## Problem to work on
Check every line of the data below for the string "Dynamic", and copy the ones that hold it.
┌─ Information supplied
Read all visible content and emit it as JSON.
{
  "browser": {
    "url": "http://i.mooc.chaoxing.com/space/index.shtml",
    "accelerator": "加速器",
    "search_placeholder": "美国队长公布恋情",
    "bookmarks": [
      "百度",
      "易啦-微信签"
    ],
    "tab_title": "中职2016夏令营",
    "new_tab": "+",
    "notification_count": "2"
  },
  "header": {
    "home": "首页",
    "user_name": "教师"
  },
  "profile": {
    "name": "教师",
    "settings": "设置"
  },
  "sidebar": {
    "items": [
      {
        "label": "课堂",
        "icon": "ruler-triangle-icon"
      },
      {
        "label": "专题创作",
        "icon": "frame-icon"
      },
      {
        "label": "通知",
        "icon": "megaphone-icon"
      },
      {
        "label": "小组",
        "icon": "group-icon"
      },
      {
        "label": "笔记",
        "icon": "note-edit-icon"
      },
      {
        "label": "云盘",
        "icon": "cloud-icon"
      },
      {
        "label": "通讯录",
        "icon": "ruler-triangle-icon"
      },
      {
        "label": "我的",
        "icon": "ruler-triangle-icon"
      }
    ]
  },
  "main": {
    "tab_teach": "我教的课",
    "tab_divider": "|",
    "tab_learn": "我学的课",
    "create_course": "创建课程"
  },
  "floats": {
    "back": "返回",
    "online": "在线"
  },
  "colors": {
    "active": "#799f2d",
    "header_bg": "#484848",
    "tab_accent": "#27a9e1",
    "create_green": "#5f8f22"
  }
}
└─
┌─ Information supplied
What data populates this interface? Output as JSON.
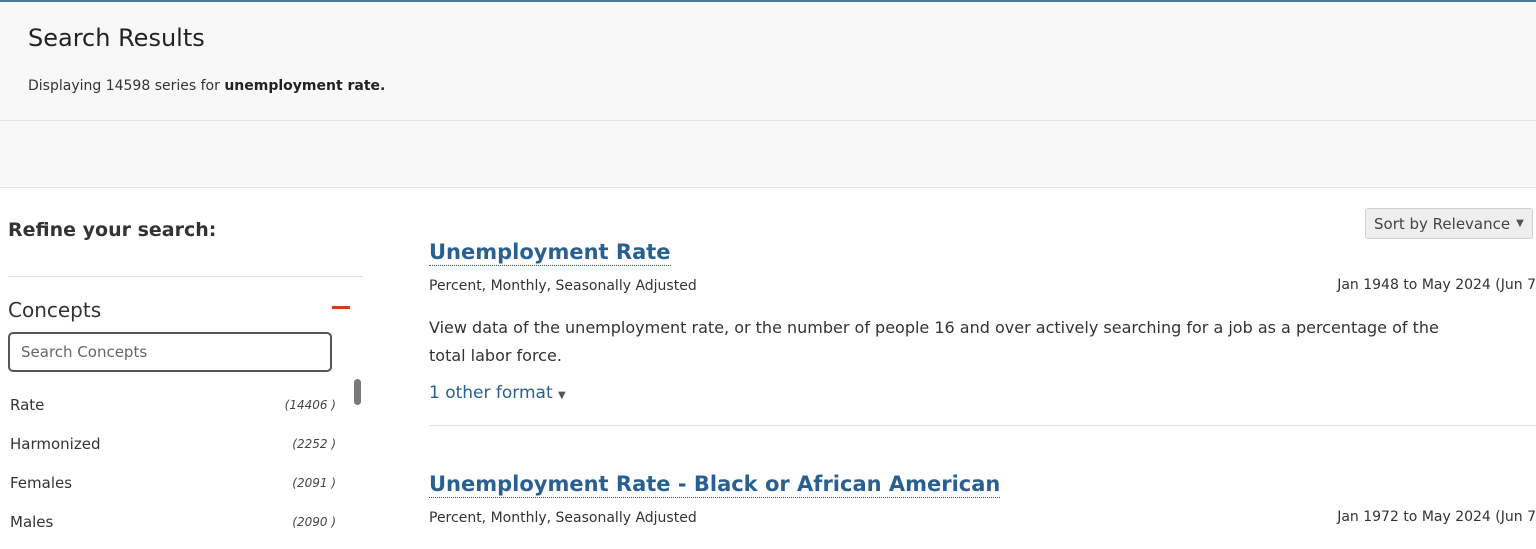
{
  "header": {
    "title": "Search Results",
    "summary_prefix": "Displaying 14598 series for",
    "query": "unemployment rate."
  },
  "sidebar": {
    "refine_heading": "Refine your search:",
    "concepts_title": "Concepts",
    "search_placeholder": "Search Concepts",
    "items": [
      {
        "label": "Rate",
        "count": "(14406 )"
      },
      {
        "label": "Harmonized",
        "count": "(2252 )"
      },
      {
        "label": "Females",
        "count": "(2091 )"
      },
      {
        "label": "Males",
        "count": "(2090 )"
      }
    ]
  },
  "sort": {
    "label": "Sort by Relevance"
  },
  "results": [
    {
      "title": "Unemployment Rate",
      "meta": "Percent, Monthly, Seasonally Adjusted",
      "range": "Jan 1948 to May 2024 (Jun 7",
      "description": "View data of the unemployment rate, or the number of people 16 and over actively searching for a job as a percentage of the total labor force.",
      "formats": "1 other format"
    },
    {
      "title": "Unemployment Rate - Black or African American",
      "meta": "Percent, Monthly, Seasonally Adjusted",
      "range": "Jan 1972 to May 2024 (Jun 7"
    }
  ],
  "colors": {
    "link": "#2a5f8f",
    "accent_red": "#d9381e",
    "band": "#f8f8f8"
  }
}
└─
┌─ Information supplied
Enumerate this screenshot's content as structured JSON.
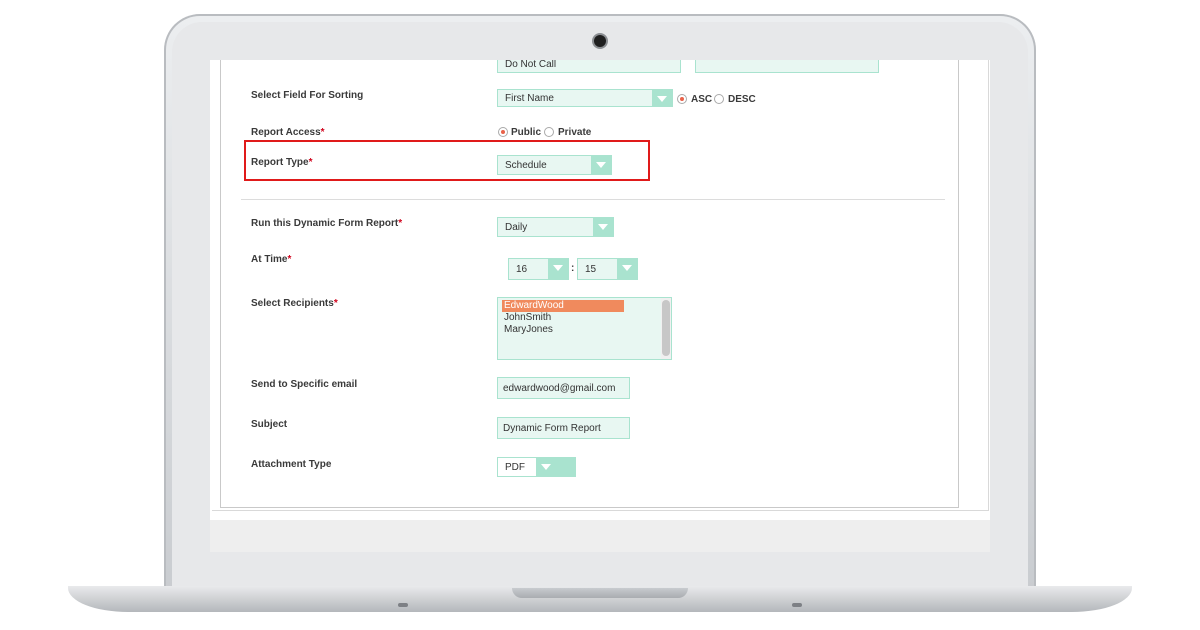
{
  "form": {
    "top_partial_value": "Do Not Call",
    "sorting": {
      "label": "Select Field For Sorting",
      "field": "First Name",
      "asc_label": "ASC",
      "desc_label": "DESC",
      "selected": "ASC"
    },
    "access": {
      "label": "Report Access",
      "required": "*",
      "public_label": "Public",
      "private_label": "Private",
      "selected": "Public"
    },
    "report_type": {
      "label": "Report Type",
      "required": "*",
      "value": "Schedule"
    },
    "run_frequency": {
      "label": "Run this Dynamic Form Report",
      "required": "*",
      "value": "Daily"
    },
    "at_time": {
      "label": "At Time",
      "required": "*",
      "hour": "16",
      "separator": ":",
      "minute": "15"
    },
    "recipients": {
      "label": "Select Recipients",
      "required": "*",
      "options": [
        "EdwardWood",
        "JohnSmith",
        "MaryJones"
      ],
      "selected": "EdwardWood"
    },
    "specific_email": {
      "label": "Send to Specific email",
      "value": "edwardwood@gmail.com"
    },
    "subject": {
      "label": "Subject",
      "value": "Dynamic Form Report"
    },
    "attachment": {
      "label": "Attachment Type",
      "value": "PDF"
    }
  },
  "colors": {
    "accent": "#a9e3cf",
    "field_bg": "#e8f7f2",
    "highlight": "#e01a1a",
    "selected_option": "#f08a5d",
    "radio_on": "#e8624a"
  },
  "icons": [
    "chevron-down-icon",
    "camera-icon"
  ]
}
└─
## Solution
      "label": "Run this Dynamic Form Report",
      "value": "Dynamic Form Report"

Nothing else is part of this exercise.